TO BE DONE = Write out the forum thread below about sticking aquarium rocks together, word for word and in full.

-- start of QUOTED TEXT --

# Silicone for sticking rocks together



## maverick2402 (Jul 5, 2005)

You can use an epoxy that comes in like a clay stick form that is made for aqauriums I use it in my cichlid tank for holding th erocks together.You have to be careful of some non aquarium safe silicones as the petroleum porducts in them could harm fish.


----------



## Keck (Jan 18, 2006)

Ill second the use of epoxy sticks. A lot easier to use than silicone and you can cure it in the water.

Just buy a good quality because I have bought some cheap stuff that was bad and wouldn’t mix or bond.


----------



## RoyalFizbin (Mar 7, 2006)

I've tried silicone to build a stone bridge for a turtle tank that i used to keep. I can tell you that the silicone wont hold up very well. The flexability is bad, you wan't something riggid like the epoxy

I don't recomend using silicone but if you insist on using it. 
I'm confident that the GE clear silicone will be aquarium safe even if it doesn't clearly indicate it. I've used it in the past and i've even used white GE kitchen and bath silicone before to repair a leak. I've never since had a leak or problems with mysterious deaths that i can atribute to that white silicone. It's been over 5 years. Covered up the white silicone with gravel and nobody can tell the difference.


----------



## Mori (Jul 23, 2003)

Thanks y'all!


----------



## noncentric (Apr 5, 2006)

Hi Mori, the *GE Silicone I 100% Silicone (Windows/Doors)* is safe for aquariums, even though it says that it's not on the label. Apparently, that statement began to be printed on this product only in the past year or so...for legal/liability reasons.

-- end of QUOTED TEXT --
-- start of PROVIDED RECORDS --

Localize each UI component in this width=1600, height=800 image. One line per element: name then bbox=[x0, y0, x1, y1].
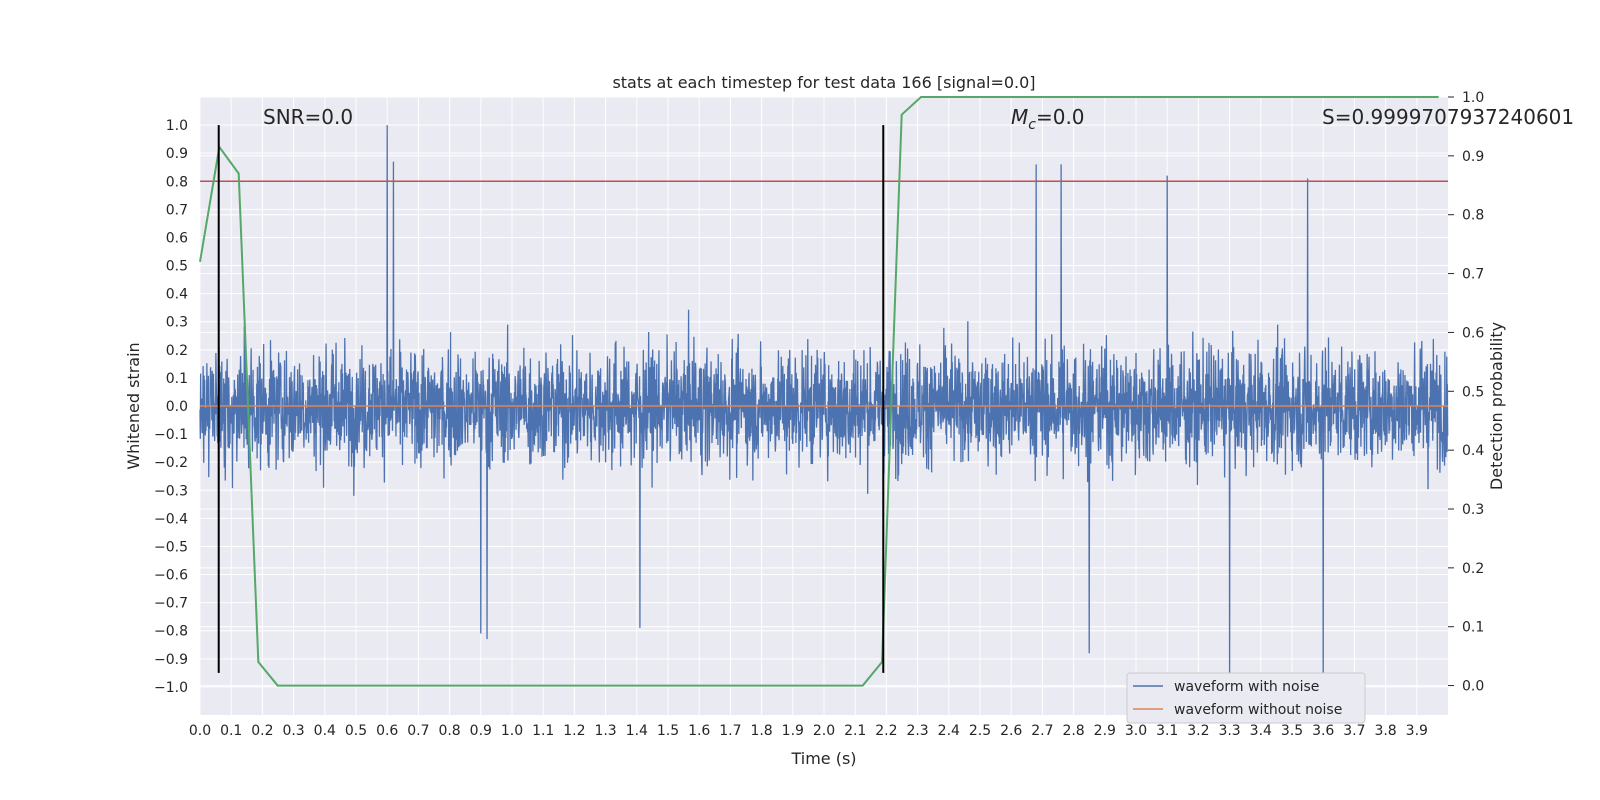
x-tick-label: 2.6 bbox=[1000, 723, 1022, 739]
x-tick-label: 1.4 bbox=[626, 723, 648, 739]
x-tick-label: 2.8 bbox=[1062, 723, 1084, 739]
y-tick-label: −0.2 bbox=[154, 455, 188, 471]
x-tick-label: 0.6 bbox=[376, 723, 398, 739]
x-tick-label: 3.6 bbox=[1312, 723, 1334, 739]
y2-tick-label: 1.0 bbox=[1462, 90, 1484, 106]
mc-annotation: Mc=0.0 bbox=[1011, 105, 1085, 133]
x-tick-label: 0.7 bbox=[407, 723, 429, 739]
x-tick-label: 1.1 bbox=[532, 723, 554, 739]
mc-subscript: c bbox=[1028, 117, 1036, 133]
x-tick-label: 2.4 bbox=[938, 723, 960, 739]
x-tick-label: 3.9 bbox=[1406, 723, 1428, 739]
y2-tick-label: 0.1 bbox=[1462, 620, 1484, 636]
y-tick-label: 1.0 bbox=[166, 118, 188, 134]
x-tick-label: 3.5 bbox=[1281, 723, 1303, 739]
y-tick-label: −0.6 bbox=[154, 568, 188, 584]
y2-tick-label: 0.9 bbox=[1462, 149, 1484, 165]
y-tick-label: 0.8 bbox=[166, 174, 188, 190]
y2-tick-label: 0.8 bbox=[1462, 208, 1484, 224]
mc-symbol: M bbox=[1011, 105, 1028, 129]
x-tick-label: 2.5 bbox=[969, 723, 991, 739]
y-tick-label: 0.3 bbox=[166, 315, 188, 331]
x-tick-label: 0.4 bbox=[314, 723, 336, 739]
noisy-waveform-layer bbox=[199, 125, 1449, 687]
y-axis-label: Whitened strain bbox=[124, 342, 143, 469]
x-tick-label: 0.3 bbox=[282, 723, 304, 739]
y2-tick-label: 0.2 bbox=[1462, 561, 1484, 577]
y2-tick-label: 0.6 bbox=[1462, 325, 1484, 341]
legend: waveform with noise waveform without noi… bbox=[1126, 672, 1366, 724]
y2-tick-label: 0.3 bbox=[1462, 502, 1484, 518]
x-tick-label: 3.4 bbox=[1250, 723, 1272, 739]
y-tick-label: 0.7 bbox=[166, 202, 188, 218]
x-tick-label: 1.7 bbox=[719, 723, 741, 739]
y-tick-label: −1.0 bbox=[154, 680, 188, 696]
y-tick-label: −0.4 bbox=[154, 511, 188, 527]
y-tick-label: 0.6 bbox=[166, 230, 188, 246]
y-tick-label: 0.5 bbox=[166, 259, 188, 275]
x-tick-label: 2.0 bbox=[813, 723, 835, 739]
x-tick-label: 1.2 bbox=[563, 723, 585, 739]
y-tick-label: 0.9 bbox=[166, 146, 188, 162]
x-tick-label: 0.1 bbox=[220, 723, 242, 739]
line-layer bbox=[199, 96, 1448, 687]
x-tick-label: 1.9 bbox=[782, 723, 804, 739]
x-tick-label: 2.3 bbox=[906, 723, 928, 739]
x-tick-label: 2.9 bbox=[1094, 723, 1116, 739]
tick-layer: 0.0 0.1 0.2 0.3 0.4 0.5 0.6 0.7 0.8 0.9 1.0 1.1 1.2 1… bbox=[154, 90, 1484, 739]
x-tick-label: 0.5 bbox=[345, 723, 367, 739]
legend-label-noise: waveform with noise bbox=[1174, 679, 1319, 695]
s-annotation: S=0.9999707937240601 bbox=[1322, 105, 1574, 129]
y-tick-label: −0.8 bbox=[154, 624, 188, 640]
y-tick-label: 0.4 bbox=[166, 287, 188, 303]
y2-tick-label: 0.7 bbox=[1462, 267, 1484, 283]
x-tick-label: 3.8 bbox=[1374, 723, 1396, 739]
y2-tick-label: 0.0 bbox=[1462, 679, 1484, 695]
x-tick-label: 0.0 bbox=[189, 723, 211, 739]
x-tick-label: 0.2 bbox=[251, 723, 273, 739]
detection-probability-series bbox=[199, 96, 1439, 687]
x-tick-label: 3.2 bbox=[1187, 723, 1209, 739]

-- end of PROVIDED RECORDS --

RESPONSE TO THE EXERCISE =
# Silicone for sticking rocks together



## maverick2402 (Jul 5, 2005)

You can use an epoxy that comes in like a clay stick form that is made for aqauriums I use it in my cichlid tank for holding th erocks together.You have to be careful of some non aquarium safe silicones as the petroleum porducts in them could harm fish.


----------



## Keck (Jan 18, 2006)

Ill second the use of epoxy sticks. A lot easier to use than silicone and you can cure it in the water.

Just buy a good quality because I have bought some cheap stuff that was bad and wouldn’t mix or bond.


----------



## RoyalFizbin (Mar 7, 2006)

I've tried silicone to build a stone bridge for a turtle tank that i used to keep. I can tell you that the silicone wont hold up very well. The flexability is bad, you wan't something riggid like the epoxy

I don't recomend using silicone but if you insist on using it. 
I'm confident that the GE clear silicone will be aquarium safe even if it doesn't clearly indicate it. I've used it in the past and i've even used white GE kitchen and bath silicone before to repair a leak. I've never since had a leak or problems with mysterious deaths that i can atribute to that white silicone. It's been over 5 years. Covered up the white silicone with gravel and nobody can tell the difference.


----------



## Mori (Jul 23, 2003)

Thanks y'all!


----------



## noncentric (Apr 5, 2006)

Hi Mori, the *GE Silicone I 100% Silicone (Windows/Doors)* is safe for aquariums, even though it says that it's not on the label. Apparently, that statement began to be printed on this product only in the past year or so...for legal/liability reasons.